Task description: Reproduce each line of the entries that carries "DAdV".

Excerpted records:
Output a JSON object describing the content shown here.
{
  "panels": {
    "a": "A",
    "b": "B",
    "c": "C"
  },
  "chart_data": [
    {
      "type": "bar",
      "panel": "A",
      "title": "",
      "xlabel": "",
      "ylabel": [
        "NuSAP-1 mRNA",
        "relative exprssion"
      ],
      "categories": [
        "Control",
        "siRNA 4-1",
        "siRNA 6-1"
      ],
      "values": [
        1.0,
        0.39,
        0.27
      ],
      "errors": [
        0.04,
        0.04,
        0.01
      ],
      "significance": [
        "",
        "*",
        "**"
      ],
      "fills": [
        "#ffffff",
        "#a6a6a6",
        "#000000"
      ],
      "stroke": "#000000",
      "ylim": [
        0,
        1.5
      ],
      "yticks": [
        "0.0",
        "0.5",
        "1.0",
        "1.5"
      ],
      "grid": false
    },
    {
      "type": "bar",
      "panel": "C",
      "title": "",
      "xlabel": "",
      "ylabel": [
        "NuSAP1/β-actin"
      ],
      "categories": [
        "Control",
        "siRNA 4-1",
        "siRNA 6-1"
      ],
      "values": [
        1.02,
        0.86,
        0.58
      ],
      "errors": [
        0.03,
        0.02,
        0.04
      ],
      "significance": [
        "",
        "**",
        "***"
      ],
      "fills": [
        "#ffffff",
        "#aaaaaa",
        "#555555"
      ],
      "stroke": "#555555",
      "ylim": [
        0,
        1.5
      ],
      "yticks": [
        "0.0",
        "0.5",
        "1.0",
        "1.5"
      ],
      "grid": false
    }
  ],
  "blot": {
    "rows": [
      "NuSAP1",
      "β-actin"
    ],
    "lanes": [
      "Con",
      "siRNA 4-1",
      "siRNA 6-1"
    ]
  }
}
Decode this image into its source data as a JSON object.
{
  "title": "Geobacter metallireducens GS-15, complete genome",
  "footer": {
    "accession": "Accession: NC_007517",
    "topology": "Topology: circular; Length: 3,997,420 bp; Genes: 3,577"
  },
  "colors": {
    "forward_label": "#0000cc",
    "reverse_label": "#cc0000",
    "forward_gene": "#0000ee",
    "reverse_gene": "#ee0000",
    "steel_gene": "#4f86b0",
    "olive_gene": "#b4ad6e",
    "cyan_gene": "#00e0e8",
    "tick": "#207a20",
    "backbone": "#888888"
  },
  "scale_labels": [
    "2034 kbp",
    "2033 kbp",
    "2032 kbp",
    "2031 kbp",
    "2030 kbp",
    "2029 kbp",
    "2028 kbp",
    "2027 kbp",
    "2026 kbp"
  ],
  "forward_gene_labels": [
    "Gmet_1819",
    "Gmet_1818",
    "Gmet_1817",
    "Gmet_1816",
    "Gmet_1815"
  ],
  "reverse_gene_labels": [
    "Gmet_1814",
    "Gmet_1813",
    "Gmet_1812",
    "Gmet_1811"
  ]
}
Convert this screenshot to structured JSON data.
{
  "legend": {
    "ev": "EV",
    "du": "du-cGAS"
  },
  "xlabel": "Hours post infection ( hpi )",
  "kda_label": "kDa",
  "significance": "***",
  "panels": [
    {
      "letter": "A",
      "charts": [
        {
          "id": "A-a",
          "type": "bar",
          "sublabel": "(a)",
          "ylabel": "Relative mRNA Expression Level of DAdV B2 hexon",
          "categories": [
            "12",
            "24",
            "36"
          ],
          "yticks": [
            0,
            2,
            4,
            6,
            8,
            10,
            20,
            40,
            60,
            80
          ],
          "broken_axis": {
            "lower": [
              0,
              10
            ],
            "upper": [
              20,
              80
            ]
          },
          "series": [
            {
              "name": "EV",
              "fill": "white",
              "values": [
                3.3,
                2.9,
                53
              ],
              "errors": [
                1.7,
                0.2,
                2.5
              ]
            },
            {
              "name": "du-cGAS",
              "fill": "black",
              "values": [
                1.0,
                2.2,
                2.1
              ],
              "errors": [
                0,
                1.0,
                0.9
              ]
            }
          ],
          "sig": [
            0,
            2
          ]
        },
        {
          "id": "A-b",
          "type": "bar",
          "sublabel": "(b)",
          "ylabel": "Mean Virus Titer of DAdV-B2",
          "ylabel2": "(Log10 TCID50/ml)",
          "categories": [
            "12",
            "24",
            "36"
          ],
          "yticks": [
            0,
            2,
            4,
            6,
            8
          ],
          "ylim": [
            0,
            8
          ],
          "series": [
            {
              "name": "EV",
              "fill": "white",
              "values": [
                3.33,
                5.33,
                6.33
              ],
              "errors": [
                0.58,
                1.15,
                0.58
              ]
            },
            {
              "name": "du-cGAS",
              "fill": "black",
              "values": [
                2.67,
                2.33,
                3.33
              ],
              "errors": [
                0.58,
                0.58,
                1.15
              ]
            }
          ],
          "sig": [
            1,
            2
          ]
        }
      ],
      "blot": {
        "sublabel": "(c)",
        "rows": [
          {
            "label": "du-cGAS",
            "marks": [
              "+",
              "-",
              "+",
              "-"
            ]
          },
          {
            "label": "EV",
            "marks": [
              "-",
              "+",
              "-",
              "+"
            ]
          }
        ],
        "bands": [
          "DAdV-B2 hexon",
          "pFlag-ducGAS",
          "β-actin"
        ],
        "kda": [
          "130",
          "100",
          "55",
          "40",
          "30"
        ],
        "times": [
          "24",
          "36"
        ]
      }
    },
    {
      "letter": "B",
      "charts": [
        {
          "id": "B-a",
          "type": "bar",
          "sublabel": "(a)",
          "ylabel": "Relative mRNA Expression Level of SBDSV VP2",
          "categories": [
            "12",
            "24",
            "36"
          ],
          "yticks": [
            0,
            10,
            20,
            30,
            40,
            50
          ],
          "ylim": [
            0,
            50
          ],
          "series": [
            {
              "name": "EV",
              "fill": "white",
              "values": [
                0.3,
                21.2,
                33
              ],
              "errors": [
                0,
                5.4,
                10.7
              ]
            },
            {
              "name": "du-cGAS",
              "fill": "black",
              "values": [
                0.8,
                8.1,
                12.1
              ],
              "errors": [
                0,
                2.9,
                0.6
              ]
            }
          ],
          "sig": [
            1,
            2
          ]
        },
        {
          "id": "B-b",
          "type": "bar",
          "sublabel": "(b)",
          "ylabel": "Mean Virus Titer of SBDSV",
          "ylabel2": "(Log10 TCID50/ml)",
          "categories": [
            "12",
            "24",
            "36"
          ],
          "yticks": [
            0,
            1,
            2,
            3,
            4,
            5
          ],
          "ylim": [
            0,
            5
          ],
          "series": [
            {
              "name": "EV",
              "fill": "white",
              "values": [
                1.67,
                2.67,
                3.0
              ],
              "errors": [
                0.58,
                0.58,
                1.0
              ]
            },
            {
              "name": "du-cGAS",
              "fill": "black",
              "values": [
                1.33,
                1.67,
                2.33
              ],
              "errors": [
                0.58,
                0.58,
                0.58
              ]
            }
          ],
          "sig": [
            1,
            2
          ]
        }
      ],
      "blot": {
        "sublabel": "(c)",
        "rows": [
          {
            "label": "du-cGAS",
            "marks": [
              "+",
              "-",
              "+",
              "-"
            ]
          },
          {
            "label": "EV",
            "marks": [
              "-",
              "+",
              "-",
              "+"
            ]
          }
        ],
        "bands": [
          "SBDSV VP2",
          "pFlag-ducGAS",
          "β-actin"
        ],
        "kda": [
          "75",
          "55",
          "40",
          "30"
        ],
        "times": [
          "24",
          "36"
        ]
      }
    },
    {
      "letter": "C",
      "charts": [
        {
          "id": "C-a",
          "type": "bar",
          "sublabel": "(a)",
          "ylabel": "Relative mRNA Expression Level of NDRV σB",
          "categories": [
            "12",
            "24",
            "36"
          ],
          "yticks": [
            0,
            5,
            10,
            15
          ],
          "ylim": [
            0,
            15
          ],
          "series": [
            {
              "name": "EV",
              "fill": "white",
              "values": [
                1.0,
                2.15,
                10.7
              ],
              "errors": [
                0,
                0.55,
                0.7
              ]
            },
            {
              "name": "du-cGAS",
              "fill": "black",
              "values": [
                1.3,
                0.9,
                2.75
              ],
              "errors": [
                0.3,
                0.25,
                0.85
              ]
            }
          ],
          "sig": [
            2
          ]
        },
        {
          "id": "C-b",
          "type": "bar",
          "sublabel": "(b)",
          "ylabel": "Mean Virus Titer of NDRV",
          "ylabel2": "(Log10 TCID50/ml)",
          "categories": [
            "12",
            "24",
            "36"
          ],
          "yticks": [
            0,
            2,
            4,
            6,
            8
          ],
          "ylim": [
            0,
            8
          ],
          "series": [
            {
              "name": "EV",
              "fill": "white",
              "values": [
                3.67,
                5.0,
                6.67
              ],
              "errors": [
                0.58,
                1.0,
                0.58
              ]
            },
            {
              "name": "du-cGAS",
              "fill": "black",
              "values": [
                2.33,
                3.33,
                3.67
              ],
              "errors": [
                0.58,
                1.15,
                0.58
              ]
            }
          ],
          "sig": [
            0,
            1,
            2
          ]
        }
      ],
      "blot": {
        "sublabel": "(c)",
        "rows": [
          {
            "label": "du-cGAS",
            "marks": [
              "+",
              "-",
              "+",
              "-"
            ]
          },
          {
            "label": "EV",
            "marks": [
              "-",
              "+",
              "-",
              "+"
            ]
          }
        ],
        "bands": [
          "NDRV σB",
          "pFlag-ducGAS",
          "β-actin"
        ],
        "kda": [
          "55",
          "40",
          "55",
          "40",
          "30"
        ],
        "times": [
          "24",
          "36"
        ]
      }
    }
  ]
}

Output below:
          "ylabel": "Relative mRNA Expression Level of DAdV B2 hexon",
          "ylabel": "Mean Virus Titer of DAdV-B2",
          "DAdV-B2 hexon",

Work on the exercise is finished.